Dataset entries
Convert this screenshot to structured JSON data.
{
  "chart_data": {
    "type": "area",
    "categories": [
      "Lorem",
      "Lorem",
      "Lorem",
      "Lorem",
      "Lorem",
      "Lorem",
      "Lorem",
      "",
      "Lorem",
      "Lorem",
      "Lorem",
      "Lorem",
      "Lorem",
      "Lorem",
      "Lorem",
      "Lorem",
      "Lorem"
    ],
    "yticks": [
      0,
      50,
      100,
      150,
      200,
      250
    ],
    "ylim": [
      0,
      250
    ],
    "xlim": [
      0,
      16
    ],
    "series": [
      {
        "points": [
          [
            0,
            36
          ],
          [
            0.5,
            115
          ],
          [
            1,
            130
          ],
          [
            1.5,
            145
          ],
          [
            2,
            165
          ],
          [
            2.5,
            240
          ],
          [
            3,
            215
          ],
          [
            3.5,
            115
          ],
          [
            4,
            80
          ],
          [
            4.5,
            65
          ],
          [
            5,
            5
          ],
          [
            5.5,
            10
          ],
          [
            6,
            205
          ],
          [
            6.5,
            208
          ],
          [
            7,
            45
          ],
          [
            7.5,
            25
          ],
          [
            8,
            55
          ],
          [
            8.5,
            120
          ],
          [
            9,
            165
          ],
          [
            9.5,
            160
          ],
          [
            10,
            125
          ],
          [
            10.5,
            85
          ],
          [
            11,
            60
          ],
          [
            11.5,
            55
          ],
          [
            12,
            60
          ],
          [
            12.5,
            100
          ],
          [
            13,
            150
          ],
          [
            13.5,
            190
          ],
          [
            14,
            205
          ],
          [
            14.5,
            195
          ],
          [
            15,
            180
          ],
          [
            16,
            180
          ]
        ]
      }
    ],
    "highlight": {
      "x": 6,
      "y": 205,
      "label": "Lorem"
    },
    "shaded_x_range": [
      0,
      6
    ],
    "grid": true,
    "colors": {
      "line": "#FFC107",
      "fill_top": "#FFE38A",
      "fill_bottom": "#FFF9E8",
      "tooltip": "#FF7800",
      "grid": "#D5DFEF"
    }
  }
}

→ TASK BRIEF: Each line of the material should be duplicated exactly, please.

→ TASK ANSWER:
Convert this screenshot to structured JSON data.
{
  "chart_data": {
    "type": "area",
    "categories": [
      "Lorem",
      "Lorem",
      "Lorem",
      "Lorem",
      "Lorem",
      "Lorem",
      "Lorem",
      "",
      "Lorem",
      "Lorem",
      "Lorem",
      "Lorem",
      "Lorem",
      "Lorem",
      "Lorem",
      "Lorem",
      "Lorem"
    ],
    "yticks": [
      0,
      50,
      100,
      150,
      200,
      250
    ],
    "ylim": [
      0,
      250
    ],
    "xlim": [
      0,
      16
    ],
    "series": [
      {
        "points": [
          [
            0,
            36
          ],
          [
            0.5,
            115
          ],
          [
            1,
            130
          ],
          [
            1.5,
            145
          ],
          [
            2,
            165
          ],
          [
            2.5,
            240
          ],
          [
            3,
            215
          ],
          [
            3.5,
            115
          ],
          [
            4,
            80
          ],
          [
            4.5,
            65
          ],
          [
            5,
            5
          ],
          [
            5.5,
            10
          ],
          [
            6,
            205
          ],
          [
            6.5,
            208
          ],
          [
            7,
            45
          ],
          [
            7.5,
            25
          ],
          [
            8,
            55
          ],
          [
            8.5,
            120
          ],
          [
            9,
            165
          ],
          [
            9.5,
            160
          ],
          [
            10,
            125
          ],
          [
            10.5,
            85
          ],
          [
            11,
            60
          ],
          [
            11.5,
            55
          ],
          [
            12,
            60
          ],
          [
            12.5,
            100
          ],
          [
            13,
            150
          ],
          [
            13.5,
            190
          ],
          [
            14,
            205
          ],
          [
            14.5,
            195
          ],
          [
            15,
            180
          ],
          [
            16,
            180
          ]
        ]
      }
    ],
    "highlight": {
      "x": 6,
      "y": 205,
      "label": "Lorem"
    },
    "shaded_x_range": [
      0,
      6
    ],
    "grid": true,
    "colors": {
      "line": "#FFC107",
      "fill_top": "#FFE38A",
      "fill_bottom": "#FFF9E8",
      "tooltip": "#FF7800",
      "grid": "#D5DFEF"
    }
  }
}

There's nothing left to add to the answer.